- PROBLEM: Could you repeat the records below exactly, leaving out any pictures?

━━━━━━━━━━━━━━━━

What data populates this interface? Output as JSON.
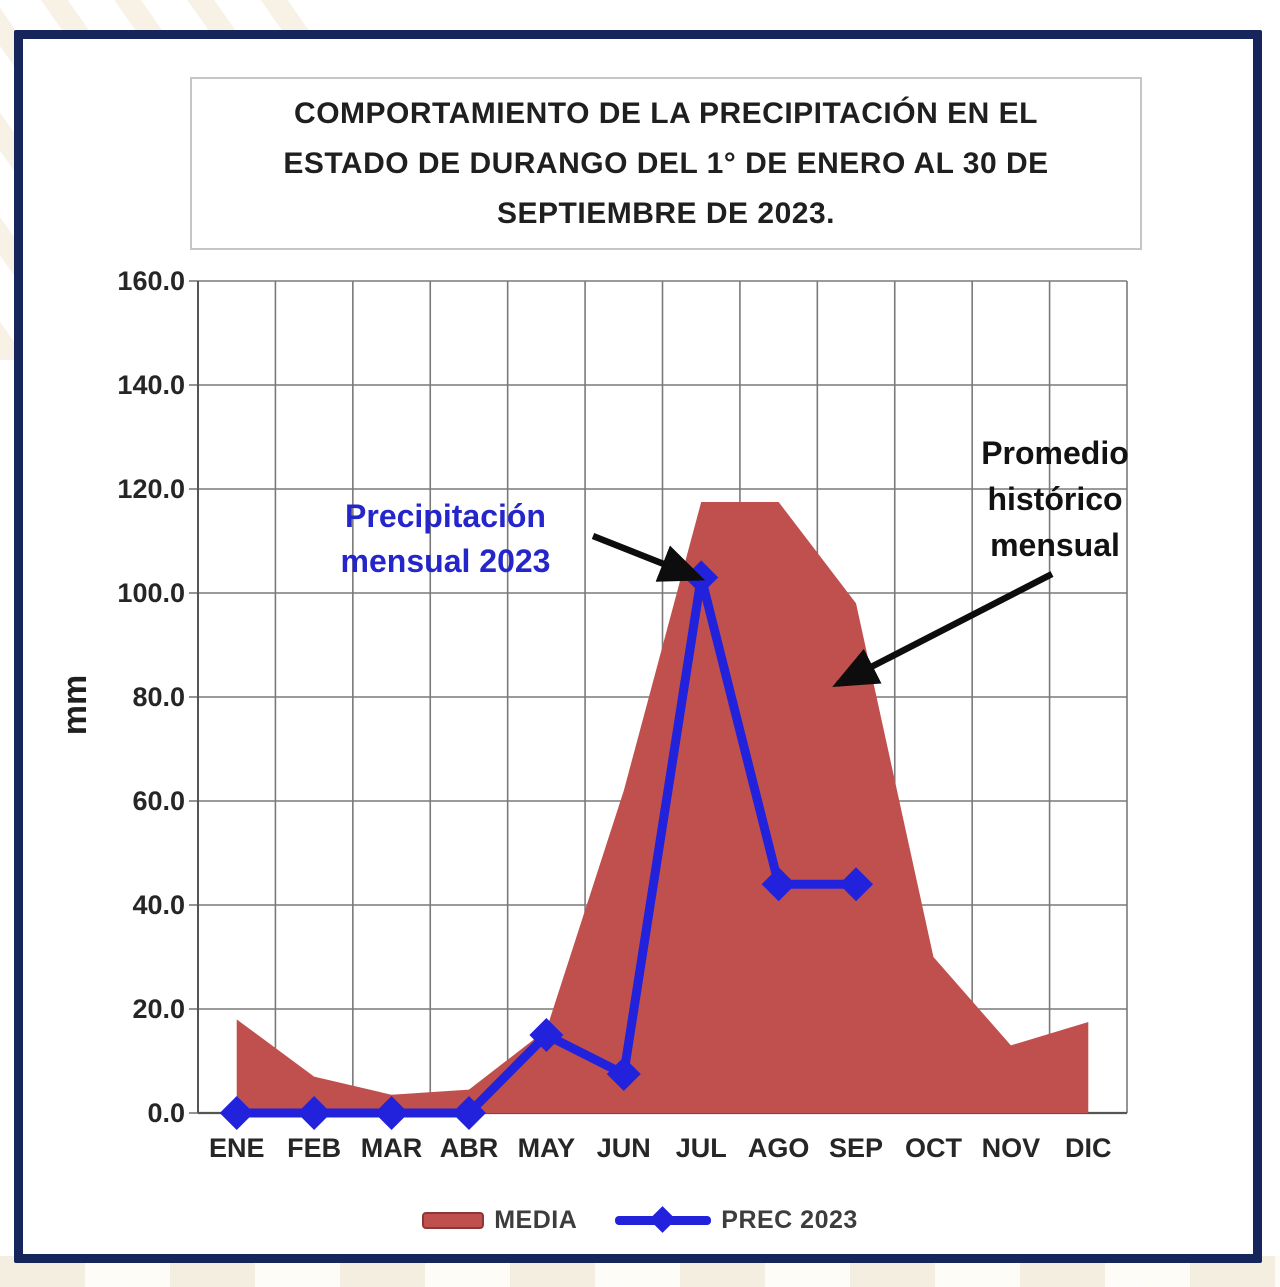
{
  "page": {
    "title_lines": [
      "COMPORTAMIENTO DE LA PRECIPITACIÓN EN EL",
      "ESTADO DE DURANGO DEL 1° DE ENERO AL 30 DE",
      "SEPTIEMBRE DE 2023."
    ]
  },
  "chart_data": {
    "type": "area",
    "subtype": "area-plus-line-combo",
    "title": "COMPORTAMIENTO DE LA PRECIPITACIÓN EN EL ESTADO DE DURANGO DEL 1° DE ENERO AL 30 DE SEPTIEMBRE DE 2023.",
    "categories": [
      "ENE",
      "FEB",
      "MAR",
      "ABR",
      "MAY",
      "JUN",
      "JUL",
      "AGO",
      "SEP",
      "OCT",
      "NOV",
      "DIC"
    ],
    "series": [
      {
        "name": "MEDIA",
        "type": "area",
        "color": "#c0504d",
        "values": [
          18,
          7,
          3.5,
          4.5,
          16,
          62,
          117.5,
          117.5,
          98,
          30,
          13,
          17.5
        ]
      },
      {
        "name": "PREC 2023",
        "type": "line",
        "marker": "diamond",
        "color": "#2222dd",
        "values": [
          0,
          0,
          0,
          0,
          15,
          7.5,
          103,
          44,
          44,
          null,
          null,
          null
        ]
      }
    ],
    "xlabel": "",
    "ylabel": "mm",
    "ylim": [
      0,
      160
    ],
    "ytick_labels": [
      "0.0",
      "20.0",
      "40.0",
      "60.0",
      "80.0",
      "100.0",
      "120.0",
      "140.0",
      "160.0"
    ],
    "grid": true,
    "legend_position": "bottom",
    "annotations": [
      {
        "text_lines": [
          "Precipitación",
          "mensual 2023"
        ],
        "color": "#2525cc",
        "points_to": "JUL value of PREC 2023 line",
        "arrow_from": [
          593,
          536
        ],
        "arrow_to": [
          699,
          578
        ]
      },
      {
        "text_lines": [
          "Promedio",
          "histórico",
          "mensual"
        ],
        "color": "#121212",
        "points_to": "MEDIA area between AGO and SEP",
        "arrow_from": [
          1052,
          574
        ],
        "arrow_to": [
          838,
          684
        ]
      }
    ],
    "arrow_color": "#0d0d0d",
    "grid_color": "#7a7a7a",
    "frame_color": "#16265b"
  },
  "legend": {
    "items": [
      {
        "label": "MEDIA",
        "swatch": "red-rectangle"
      },
      {
        "label": "PREC 2023",
        "swatch": "blue-line-with-diamond"
      }
    ]
  }
}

━━━━━━━━━━━━━━━━

- FULL RESPONSE:
What data populates this interface? Output as JSON.
{
  "page": {
    "title_lines": [
      "COMPORTAMIENTO DE LA PRECIPITACIÓN EN EL",
      "ESTADO DE DURANGO DEL 1° DE ENERO AL 30 DE",
      "SEPTIEMBRE DE 2023."
    ]
  },
  "chart_data": {
    "type": "area",
    "subtype": "area-plus-line-combo",
    "title": "COMPORTAMIENTO DE LA PRECIPITACIÓN EN EL ESTADO DE DURANGO DEL 1° DE ENERO AL 30 DE SEPTIEMBRE DE 2023.",
    "categories": [
      "ENE",
      "FEB",
      "MAR",
      "ABR",
      "MAY",
      "JUN",
      "JUL",
      "AGO",
      "SEP",
      "OCT",
      "NOV",
      "DIC"
    ],
    "series": [
      {
        "name": "MEDIA",
        "type": "area",
        "color": "#c0504d",
        "values": [
          18,
          7,
          3.5,
          4.5,
          16,
          62,
          117.5,
          117.5,
          98,
          30,
          13,
          17.5
        ]
      },
      {
        "name": "PREC 2023",
        "type": "line",
        "marker": "diamond",
        "color": "#2222dd",
        "values": [
          0,
          0,
          0,
          0,
          15,
          7.5,
          103,
          44,
          44,
          null,
          null,
          null
        ]
      }
    ],
    "xlabel": "",
    "ylabel": "mm",
    "ylim": [
      0,
      160
    ],
    "ytick_labels": [
      "0.0",
      "20.0",
      "40.0",
      "60.0",
      "80.0",
      "100.0",
      "120.0",
      "140.0",
      "160.0"
    ],
    "grid": true,
    "legend_position": "bottom",
    "annotations": [
      {
        "text_lines": [
          "Precipitación",
          "mensual 2023"
        ],
        "color": "#2525cc",
        "points_to": "JUL value of PREC 2023 line",
        "arrow_from": [
          593,
          536
        ],
        "arrow_to": [
          699,
          578
        ]
      },
      {
        "text_lines": [
          "Promedio",
          "histórico",
          "mensual"
        ],
        "color": "#121212",
        "points_to": "MEDIA area between AGO and SEP",
        "arrow_from": [
          1052,
          574
        ],
        "arrow_to": [
          838,
          684
        ]
      }
    ],
    "arrow_color": "#0d0d0d",
    "grid_color": "#7a7a7a",
    "frame_color": "#16265b"
  },
  "legend": {
    "items": [
      {
        "label": "MEDIA",
        "swatch": "red-rectangle"
      },
      {
        "label": "PREC 2023",
        "swatch": "blue-line-with-diamond"
      }
    ]
  }
}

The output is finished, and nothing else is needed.